TO DO:
Reproduce the complete listing without any deviation.

-- SUPPLIED RECORDS start --

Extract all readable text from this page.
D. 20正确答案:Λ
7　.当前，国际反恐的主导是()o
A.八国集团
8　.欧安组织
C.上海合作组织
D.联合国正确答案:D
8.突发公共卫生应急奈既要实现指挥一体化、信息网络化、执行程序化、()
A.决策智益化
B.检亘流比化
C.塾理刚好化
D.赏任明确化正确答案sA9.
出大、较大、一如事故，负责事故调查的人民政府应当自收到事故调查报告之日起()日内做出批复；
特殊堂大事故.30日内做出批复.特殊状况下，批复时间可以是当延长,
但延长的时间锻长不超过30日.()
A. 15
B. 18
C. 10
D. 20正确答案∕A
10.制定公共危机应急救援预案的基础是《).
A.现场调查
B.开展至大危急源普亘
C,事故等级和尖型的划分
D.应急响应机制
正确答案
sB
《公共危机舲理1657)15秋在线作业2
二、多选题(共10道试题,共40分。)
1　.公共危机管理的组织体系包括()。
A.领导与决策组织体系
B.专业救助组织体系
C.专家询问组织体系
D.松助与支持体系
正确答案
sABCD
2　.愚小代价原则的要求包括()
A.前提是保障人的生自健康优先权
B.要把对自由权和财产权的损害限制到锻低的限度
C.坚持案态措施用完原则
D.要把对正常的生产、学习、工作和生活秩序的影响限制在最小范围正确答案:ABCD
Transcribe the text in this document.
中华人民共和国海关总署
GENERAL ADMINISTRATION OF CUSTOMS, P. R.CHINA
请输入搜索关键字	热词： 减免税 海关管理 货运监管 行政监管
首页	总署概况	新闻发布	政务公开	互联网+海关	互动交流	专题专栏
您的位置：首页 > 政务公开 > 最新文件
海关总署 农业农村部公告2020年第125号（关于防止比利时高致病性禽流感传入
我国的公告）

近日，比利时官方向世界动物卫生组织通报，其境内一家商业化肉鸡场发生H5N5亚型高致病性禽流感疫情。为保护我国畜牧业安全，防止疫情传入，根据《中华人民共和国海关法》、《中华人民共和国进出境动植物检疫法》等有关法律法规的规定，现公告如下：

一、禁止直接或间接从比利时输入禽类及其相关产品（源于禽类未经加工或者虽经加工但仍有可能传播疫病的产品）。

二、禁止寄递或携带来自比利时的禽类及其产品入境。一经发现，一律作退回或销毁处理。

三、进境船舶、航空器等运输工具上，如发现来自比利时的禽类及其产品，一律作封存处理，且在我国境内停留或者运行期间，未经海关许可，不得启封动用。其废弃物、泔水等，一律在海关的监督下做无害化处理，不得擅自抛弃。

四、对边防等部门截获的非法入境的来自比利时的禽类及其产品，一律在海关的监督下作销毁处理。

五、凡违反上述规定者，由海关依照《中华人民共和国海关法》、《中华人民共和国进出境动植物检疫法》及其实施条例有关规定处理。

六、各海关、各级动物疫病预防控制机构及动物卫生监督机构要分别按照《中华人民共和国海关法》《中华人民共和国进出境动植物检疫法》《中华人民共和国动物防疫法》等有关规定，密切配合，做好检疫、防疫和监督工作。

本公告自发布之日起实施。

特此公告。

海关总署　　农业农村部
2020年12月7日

-- SUPPLIED RECORDS end --

WRITTEN REPLY:
Extract all readable text from this page.
D. 20正确答案:Λ
7　.当前，国际反恐的主导是()o
A.八国集团
8　.欧安组织
C.上海合作组织
D.联合国正确答案:D
8.突发公共卫生应急奈既要实现指挥一体化、信息网络化、执行程序化、()
A.决策智益化
B.检亘流比化
C.塾理刚好化
D.赏任明确化正确答案sA9.
出大、较大、一如事故，负责事故调查的人民政府应当自收到事故调查报告之日起()日内做出批复；
特殊堂大事故.30日内做出批复.特殊状况下，批复时间可以是当延长,
但延长的时间锻长不超过30日.()
A. 15
B. 18
C. 10
D. 20正确答案∕A
10.制定公共危机应急救援预案的基础是《).
A.现场调查
B.开展至大危急源普亘
C,事故等级和尖型的划分
D.应急响应机制
正确答案
sB
《公共危机舲理1657)15秋在线作业2
二、多选题(共10道试题,共40分。)
1　.公共危机管理的组织体系包括()。
A.领导与决策组织体系
B.专业救助组织体系
C.专家询问组织体系
D.松助与支持体系
正确答案
sABCD
2　.愚小代价原则的要求包括()
A.前提是保障人的生自健康优先权
B.要把对自由权和财产权的损害限制到锻低的限度
C.坚持案态措施用完原则
D.要把对正常的生产、学习、工作和生活秩序的影响限制在最小范围正确答案:ABCD
Transcribe the text in this document.
中华人民共和国海关总署
GENERAL ADMINISTRATION OF CUSTOMS, P. R.CHINA
请输入搜索关键字	热词： 减免税 海关管理 货运监管 行政监管
首页	总署概况	新闻发布	政务公开	互联网+海关	互动交流	专题专栏
您的位置：首页 > 政务公开 > 最新文件
海关总署 农业农村部公告2020年第125号（关于防止比利时高致病性禽流感传入
我国的公告）

近日，比利时官方向世界动物卫生组织通报，其境内一家商业化肉鸡场发生H5N5亚型高致病性禽流感疫情。为保护我国畜牧业安全，防止疫情传入，根据《中华人民共和国海关法》、《中华人民共和国进出境动植物检疫法》等有关法律法规的规定，现公告如下：

一、禁止直接或间接从比利时输入禽类及其相关产品（源于禽类未经加工或者虽经加工但仍有可能传播疫病的产品）。

二、禁止寄递或携带来自比利时的禽类及其产品入境。一经发现，一律作退回或销毁处理。

三、进境船舶、航空器等运输工具上，如发现来自比利时的禽类及其产品，一律作封存处理，且在我国境内停留或者运行期间，未经海关许可，不得启封动用。其废弃物、泔水等，一律在海关的监督下做无害化处理，不得擅自抛弃。

四、对边防等部门截获的非法入境的来自比利时的禽类及其产品，一律在海关的监督下作销毁处理。

五、凡违反上述规定者，由海关依照《中华人民共和国海关法》、《中华人民共和国进出境动植物检疫法》及其实施条例有关规定处理。

六、各海关、各级动物疫病预防控制机构及动物卫生监督机构要分别按照《中华人民共和国海关法》《中华人民共和国进出境动植物检疫法》《中华人民共和国动物防疫法》等有关规定，密切配合，做好检疫、防疫和监督工作。

本公告自发布之日起实施。

特此公告。

海关总署　　农业农村部
2020年12月7日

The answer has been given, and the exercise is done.